§ Objective: Collect every line that includes the string "presence".

§ Records to use:
[Begin]

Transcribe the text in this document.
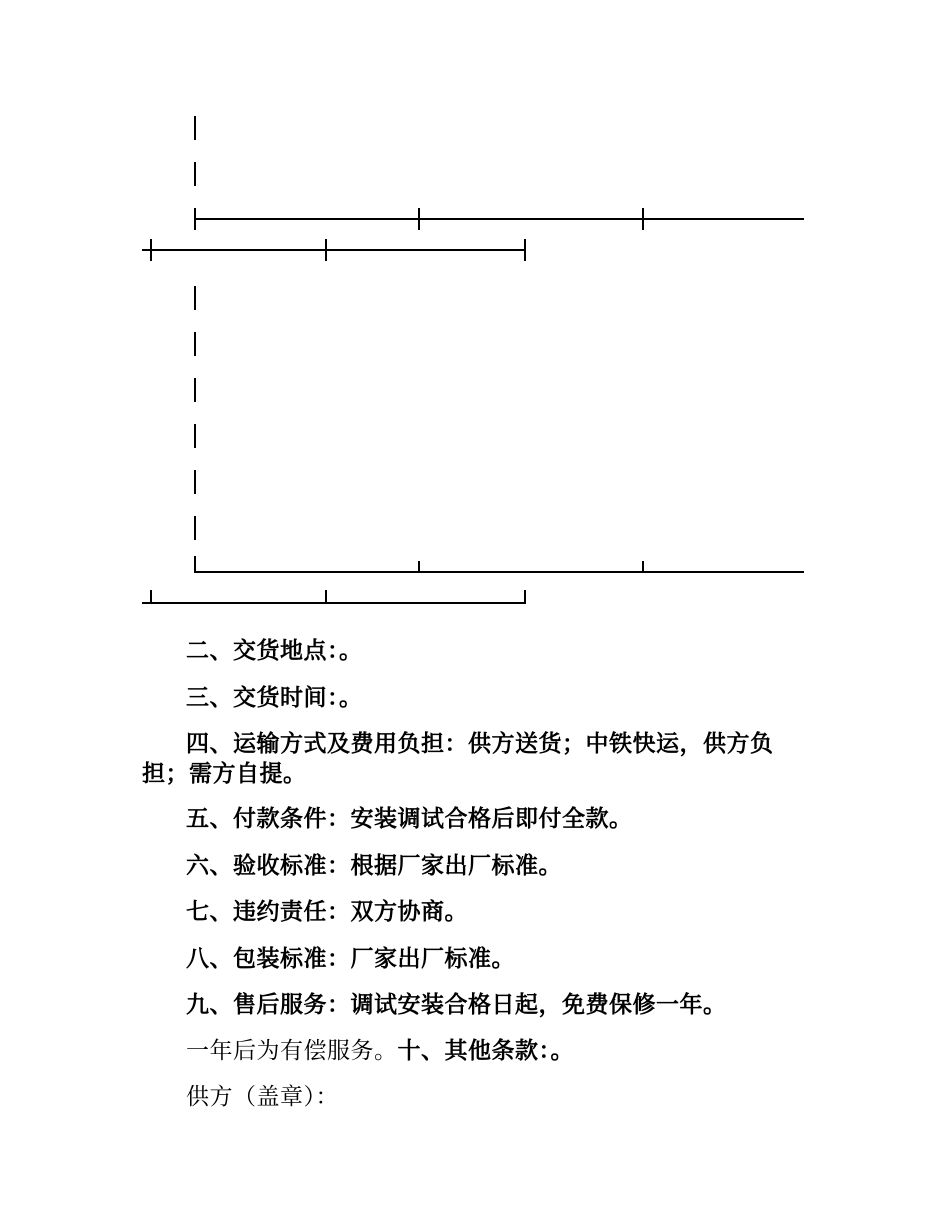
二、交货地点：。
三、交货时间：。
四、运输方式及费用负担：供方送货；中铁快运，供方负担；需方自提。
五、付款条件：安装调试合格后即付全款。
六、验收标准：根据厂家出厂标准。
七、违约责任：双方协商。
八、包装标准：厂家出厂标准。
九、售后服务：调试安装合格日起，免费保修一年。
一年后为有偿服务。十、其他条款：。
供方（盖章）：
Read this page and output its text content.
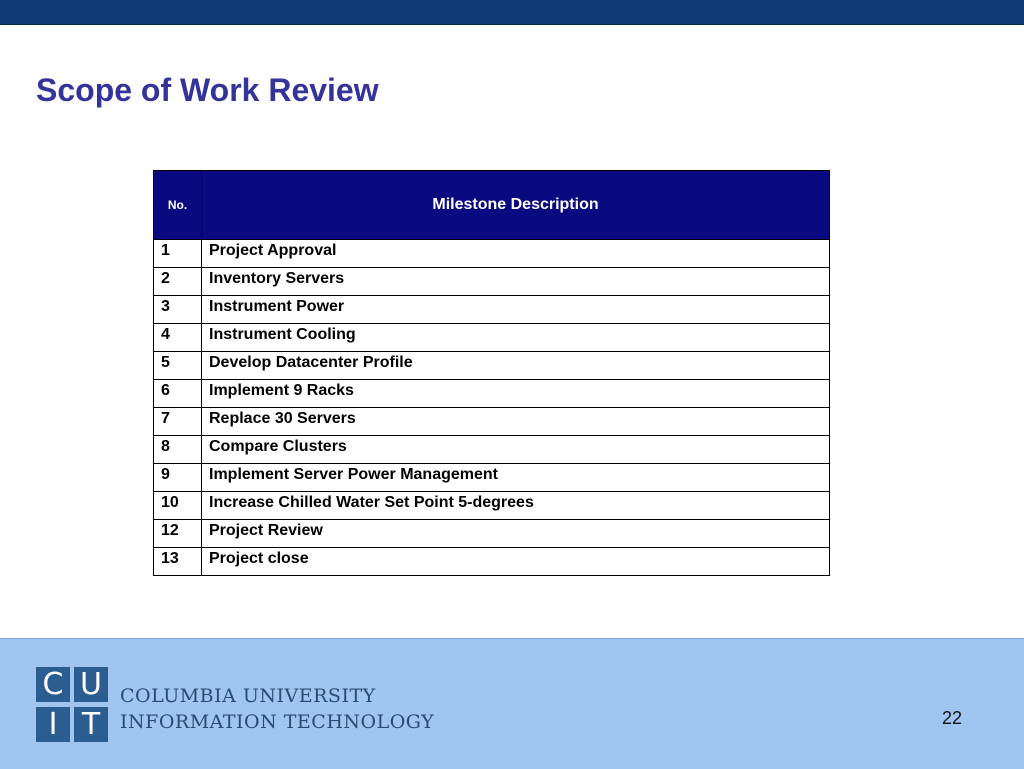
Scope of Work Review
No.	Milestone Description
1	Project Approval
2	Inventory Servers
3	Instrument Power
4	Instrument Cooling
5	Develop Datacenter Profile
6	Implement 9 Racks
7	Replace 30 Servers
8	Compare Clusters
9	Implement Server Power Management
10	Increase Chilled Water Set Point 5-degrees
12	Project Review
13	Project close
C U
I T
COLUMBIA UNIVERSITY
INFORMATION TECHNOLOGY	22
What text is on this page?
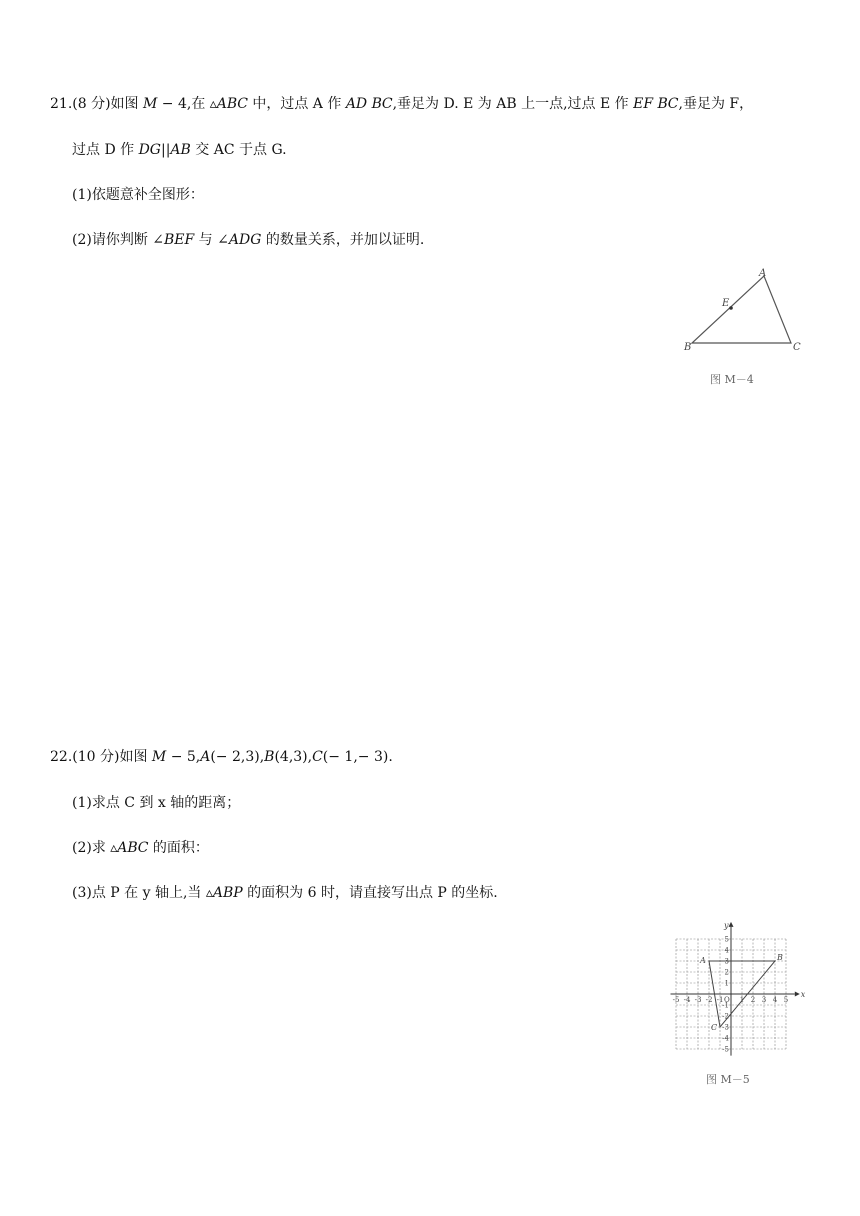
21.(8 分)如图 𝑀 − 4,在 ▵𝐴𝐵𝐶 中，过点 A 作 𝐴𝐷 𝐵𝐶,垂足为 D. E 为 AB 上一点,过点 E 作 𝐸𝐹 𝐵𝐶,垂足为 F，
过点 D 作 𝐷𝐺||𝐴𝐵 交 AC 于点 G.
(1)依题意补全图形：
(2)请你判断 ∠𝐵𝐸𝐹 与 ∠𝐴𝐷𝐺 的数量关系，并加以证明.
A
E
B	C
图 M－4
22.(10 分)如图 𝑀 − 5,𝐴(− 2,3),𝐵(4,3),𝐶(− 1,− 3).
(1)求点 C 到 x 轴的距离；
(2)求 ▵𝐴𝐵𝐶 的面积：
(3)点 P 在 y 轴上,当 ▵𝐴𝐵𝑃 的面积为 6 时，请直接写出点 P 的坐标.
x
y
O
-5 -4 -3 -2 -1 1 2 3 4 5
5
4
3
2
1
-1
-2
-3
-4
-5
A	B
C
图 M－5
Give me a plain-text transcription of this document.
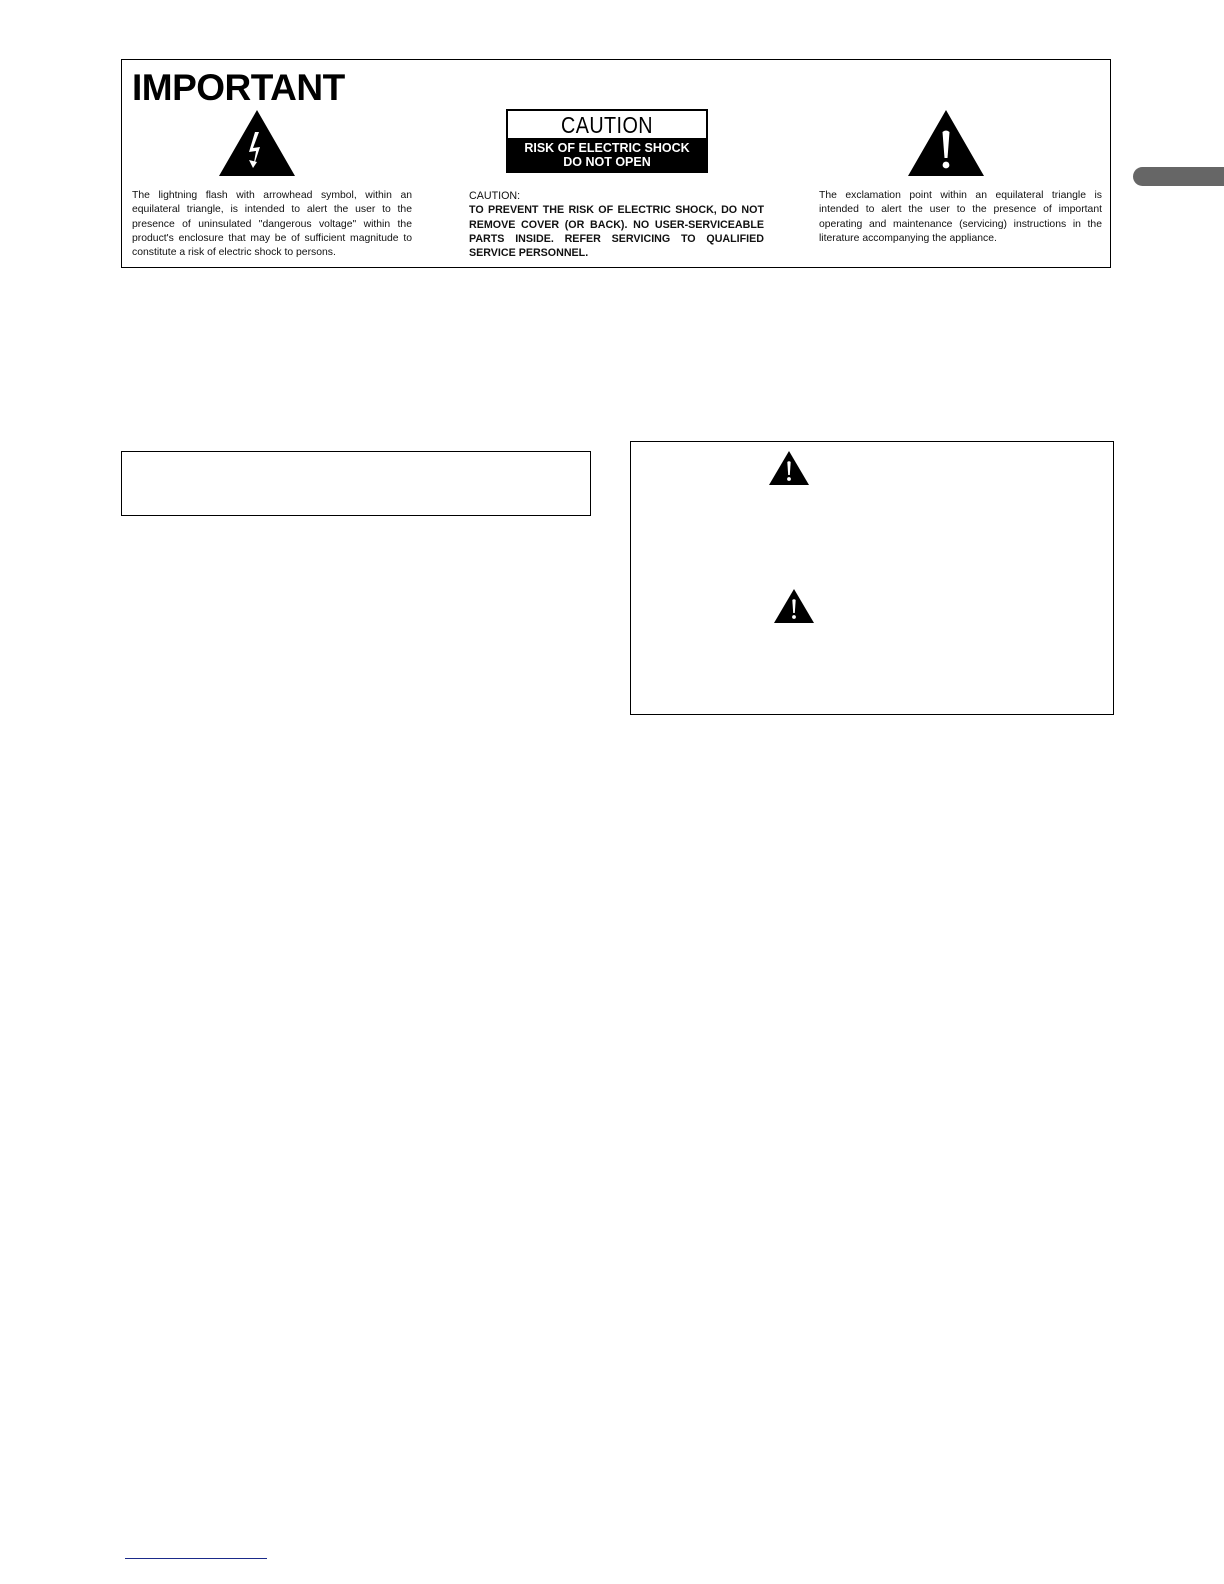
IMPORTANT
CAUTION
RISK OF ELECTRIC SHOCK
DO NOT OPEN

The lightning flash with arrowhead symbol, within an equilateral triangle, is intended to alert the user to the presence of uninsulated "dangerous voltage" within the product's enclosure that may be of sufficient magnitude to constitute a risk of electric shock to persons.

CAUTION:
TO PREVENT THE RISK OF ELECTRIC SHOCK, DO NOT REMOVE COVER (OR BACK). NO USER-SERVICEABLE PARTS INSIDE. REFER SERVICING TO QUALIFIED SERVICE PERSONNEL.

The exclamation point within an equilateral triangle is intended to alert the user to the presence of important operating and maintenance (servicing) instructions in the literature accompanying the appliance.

[End]

§ Reply to the exercise:
The lightning flash with arrowhead symbol, within an equilateral triangle, is intended to alert the user to the presence of uninsulated "dangerous voltage" within the product's enclosure that may be of sufficient magnitude to constitute a risk of electric shock to persons.
The exclamation point within an equilateral triangle is intended to alert the user to the presence of important operating and maintenance (servicing) instructions in the literature accompanying the appliance.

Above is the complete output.